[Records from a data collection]
.....
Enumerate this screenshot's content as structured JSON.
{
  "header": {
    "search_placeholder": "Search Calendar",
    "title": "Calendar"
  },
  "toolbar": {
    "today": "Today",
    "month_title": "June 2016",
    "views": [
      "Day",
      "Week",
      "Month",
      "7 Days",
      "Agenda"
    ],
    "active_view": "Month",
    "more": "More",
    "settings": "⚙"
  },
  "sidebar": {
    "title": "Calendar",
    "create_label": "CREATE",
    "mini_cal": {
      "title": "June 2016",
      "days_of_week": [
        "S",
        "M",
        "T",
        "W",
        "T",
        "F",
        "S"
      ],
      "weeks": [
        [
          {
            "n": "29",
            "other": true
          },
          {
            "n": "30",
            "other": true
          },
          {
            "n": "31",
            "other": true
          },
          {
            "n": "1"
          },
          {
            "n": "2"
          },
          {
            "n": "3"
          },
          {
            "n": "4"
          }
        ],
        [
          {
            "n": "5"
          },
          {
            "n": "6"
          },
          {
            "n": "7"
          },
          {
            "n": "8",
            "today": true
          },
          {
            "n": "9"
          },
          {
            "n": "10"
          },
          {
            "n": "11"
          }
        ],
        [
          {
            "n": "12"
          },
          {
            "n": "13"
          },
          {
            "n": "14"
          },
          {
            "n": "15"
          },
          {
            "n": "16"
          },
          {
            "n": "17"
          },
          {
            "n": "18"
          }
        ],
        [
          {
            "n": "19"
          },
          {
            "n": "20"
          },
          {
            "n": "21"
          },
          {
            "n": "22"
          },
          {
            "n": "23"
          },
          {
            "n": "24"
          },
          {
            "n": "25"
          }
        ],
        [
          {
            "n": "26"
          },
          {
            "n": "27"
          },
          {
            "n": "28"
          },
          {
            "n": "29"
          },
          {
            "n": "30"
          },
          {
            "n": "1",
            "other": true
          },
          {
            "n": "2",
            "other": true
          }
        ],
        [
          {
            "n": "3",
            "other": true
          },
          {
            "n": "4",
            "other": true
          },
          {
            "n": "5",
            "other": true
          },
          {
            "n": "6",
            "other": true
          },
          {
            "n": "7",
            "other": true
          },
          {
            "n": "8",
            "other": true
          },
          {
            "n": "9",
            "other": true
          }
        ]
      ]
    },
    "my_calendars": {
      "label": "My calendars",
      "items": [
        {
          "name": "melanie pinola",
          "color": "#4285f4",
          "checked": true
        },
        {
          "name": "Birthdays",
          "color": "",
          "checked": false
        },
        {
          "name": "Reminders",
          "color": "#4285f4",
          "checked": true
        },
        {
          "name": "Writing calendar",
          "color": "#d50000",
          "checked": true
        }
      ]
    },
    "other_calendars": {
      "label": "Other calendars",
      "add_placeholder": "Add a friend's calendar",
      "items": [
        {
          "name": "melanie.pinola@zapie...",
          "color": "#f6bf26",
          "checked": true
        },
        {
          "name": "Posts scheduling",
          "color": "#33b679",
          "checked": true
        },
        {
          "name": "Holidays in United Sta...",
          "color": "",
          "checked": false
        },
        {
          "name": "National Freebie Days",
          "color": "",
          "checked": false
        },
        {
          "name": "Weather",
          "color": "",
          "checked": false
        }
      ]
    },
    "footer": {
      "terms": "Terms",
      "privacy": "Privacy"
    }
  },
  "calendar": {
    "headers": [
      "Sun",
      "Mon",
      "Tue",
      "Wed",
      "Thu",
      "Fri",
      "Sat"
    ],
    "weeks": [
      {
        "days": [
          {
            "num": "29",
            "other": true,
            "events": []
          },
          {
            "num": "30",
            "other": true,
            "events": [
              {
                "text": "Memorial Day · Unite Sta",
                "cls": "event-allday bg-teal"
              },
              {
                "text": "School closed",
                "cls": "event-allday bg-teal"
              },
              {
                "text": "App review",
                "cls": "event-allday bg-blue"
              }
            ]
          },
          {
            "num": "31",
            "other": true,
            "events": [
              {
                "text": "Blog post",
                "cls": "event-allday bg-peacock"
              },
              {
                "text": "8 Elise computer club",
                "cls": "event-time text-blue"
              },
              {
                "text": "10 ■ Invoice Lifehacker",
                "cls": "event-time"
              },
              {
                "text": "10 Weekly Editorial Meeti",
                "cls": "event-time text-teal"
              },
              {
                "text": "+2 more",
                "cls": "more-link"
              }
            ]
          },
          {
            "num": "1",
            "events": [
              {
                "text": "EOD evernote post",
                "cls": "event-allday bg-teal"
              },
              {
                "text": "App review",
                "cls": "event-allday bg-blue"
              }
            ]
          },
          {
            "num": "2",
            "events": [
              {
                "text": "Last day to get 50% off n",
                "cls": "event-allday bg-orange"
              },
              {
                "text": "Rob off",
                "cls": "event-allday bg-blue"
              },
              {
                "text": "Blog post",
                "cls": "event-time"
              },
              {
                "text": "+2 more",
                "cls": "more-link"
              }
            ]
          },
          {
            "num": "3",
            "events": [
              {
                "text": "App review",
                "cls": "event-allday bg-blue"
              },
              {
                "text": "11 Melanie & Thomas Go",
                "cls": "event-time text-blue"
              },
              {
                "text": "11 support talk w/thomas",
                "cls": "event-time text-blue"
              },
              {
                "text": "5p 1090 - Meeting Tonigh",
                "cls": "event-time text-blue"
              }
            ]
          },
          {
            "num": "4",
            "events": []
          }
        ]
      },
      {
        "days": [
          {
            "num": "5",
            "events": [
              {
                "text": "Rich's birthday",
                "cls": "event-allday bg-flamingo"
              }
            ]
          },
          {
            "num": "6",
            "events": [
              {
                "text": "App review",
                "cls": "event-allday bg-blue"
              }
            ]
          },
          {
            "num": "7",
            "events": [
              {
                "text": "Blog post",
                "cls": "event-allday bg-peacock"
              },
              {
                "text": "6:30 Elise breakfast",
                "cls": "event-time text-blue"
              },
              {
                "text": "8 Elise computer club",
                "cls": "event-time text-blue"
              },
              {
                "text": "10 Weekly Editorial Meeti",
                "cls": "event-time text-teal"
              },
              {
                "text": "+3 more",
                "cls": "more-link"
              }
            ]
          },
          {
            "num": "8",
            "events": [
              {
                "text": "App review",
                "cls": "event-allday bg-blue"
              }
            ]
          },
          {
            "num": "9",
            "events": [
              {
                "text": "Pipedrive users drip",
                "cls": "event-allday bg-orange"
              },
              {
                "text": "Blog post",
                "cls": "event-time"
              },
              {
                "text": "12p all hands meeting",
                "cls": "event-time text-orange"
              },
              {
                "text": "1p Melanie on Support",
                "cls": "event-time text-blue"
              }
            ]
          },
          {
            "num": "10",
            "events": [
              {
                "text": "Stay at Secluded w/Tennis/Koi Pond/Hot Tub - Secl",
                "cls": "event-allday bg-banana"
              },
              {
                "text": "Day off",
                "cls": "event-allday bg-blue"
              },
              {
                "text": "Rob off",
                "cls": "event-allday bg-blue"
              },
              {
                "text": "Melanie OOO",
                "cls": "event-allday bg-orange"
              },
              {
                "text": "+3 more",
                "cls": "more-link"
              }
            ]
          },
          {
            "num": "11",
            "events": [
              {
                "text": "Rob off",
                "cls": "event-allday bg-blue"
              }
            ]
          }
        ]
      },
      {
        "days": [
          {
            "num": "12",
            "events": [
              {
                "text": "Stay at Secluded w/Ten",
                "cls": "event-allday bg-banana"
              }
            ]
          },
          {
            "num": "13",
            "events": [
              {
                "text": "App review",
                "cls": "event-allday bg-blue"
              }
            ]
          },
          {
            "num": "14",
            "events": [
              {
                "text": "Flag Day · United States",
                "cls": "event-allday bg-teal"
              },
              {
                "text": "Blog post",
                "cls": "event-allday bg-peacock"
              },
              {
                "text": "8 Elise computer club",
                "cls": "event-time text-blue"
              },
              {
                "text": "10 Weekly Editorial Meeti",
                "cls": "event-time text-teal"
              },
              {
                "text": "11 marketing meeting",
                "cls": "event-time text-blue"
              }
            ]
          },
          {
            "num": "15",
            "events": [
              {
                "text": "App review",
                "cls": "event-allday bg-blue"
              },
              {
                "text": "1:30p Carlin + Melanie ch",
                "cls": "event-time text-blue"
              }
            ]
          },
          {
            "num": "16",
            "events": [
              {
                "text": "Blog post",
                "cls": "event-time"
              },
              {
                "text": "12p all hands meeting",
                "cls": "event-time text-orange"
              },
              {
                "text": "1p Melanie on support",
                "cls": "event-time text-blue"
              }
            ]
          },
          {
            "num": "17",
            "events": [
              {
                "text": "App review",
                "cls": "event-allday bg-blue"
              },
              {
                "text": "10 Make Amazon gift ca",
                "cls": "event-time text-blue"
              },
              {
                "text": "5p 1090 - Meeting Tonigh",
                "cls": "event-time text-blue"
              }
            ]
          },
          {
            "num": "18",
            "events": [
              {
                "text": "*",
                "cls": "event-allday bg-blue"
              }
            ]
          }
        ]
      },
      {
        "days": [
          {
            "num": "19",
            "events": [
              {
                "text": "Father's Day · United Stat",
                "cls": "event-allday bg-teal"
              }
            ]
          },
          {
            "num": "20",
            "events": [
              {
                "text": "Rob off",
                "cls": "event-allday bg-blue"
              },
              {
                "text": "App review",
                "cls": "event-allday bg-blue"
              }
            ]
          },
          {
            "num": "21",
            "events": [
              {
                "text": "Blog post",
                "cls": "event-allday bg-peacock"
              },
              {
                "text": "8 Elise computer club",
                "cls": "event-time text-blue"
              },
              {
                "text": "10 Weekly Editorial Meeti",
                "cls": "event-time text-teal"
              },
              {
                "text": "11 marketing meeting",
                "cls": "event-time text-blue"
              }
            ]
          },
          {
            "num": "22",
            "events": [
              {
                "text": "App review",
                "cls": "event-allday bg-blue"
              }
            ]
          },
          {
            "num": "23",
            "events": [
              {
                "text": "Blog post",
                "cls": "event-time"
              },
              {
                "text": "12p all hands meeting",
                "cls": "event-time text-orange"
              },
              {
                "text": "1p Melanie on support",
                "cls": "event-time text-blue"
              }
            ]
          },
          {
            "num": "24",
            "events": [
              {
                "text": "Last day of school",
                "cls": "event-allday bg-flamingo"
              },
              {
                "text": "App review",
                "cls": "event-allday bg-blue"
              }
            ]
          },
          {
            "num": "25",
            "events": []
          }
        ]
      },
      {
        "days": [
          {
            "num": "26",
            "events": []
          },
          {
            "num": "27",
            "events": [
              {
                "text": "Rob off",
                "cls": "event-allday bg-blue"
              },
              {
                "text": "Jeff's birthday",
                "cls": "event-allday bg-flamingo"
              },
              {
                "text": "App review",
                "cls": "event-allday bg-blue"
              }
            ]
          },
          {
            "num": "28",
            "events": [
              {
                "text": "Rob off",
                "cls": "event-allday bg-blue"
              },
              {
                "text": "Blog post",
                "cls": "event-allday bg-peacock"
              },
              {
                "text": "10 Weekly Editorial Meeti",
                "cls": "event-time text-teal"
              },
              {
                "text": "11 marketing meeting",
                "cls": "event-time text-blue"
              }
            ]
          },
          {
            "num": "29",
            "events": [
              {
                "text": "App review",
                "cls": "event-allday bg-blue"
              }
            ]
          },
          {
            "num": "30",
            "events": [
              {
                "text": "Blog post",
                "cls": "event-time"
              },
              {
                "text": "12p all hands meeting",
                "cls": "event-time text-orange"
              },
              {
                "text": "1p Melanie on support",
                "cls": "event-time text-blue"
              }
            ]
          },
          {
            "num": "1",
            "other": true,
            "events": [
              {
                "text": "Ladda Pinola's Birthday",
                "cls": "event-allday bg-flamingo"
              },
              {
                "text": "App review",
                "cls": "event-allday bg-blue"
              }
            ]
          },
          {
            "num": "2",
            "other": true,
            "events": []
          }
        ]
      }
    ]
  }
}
.....
Pull out all lines in the data above that include "June".

* [Reply to the exercise]:
    "month_title": "June 2016",
      "title": "June 2016",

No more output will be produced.